::: Supplied records :::
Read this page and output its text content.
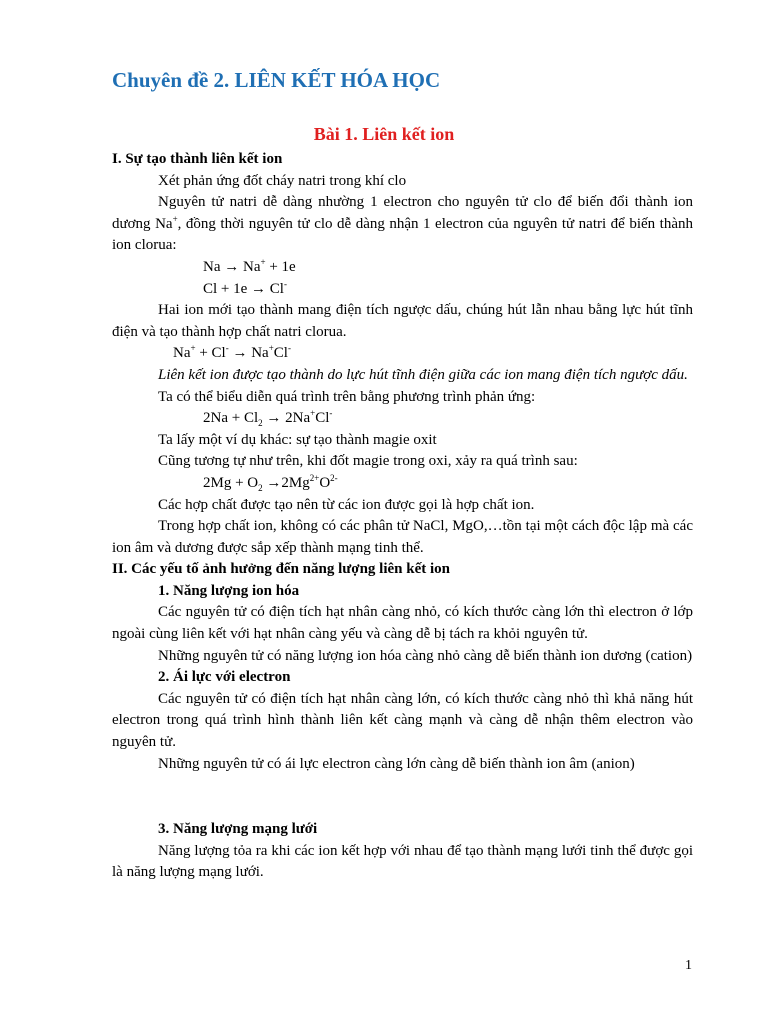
Chuyên đề 2. LIÊN KẾT HÓA HỌC
Bài 1. Liên kết ion

I. Sự tạo thành liên kết ion

Xét phản ứng đốt cháy natri trong khí clo

Nguyên tử natri dễ dàng nhường 1 electron cho nguyên tử clo để biến đổi thành ion dương Na+, đồng thời nguyên tử clo dễ dàng nhận 1 electron của nguyên tử natri để biến thành ion clorua:

Na → Na+ + 1e

Cl + 1e → Cl-

Hai ion mới tạo thành mang điện tích ngược dấu, chúng hút lẫn nhau bằng lực hút tĩnh điện và tạo thành hợp chất natri clorua.

Na+ + Cl- → Na+Cl-

Liên kết ion được tạo thành do lực hút tĩnh điện giữa các ion mang điện tích ngược dấu.

Ta có thể biểu diễn quá trình trên bằng phương trình phản ứng:

$2Na + Cl_2 \to 2Na^+Cl^-$

Ta lấy một ví dụ khác: sự tạo thành magie oxit

Cũng tương tự như trên, khi đốt magie trong oxi, xảy ra quá trình sau:

$2Mg + O_2 \to 2Mg^{2+}O^{2-}$

Các hợp chất được tạo nên từ các ion được gọi là hợp chất ion.

Trong hợp chất ion, không có các phân tử NaCl, MgO,…tồn tại một cách độc lập mà các ion âm và dương được sắp xếp thành mạng tinh thể.

II. Các yếu tố ảnh hưởng đến năng lượng liên kết ion

1. Năng lượng ion hóa

Các nguyên tử có điện tích hạt nhân càng nhỏ, có kích thước càng lớn thì electron ở lớp ngoài cùng liên kết với hạt nhân càng yếu và càng dễ bị tách ra khỏi nguyên tử.

Những nguyên tử có năng lượng ion hóa càng nhỏ càng dễ biến thành ion dương (cation)

2. Ái lực với electron

Các nguyên tử có điện tích hạt nhân càng lớn, có kích thước càng nhỏ thì khả năng hút electron trong quá trình hình thành liên kết càng mạnh và càng dễ nhận thêm electron vào nguyên tử.

Những nguyên tử có ái lực electron càng lớn càng dễ biến thành ion âm (anion)

3. Năng lượng mạng lưới

Năng lượng tỏa ra khi các ion kết hợp với nhau để tạo thành mạng lưới tinh thể được gọi là năng lượng mạng lưới.

1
:::
§ Aim
Where a line in the entries holds the word "dương", copy that line.

§ Exercise output
Nguyên tử natri dễ dàng nhường 1 electron cho nguyên tử clo để biến đổi thành ion dương Na+, đồng thời nguyên tử clo dễ dàng nhận 1 electron của nguyên tử natri để biến thành ion clorua:
Trong hợp chất ion, không có các phân tử NaCl, MgO,…tồn tại một cách độc lập mà các ion âm và dương được sắp xếp thành mạng tinh thể.
Những nguyên tử có năng lượng ion hóa càng nhỏ càng dễ biến thành ion dương (cation)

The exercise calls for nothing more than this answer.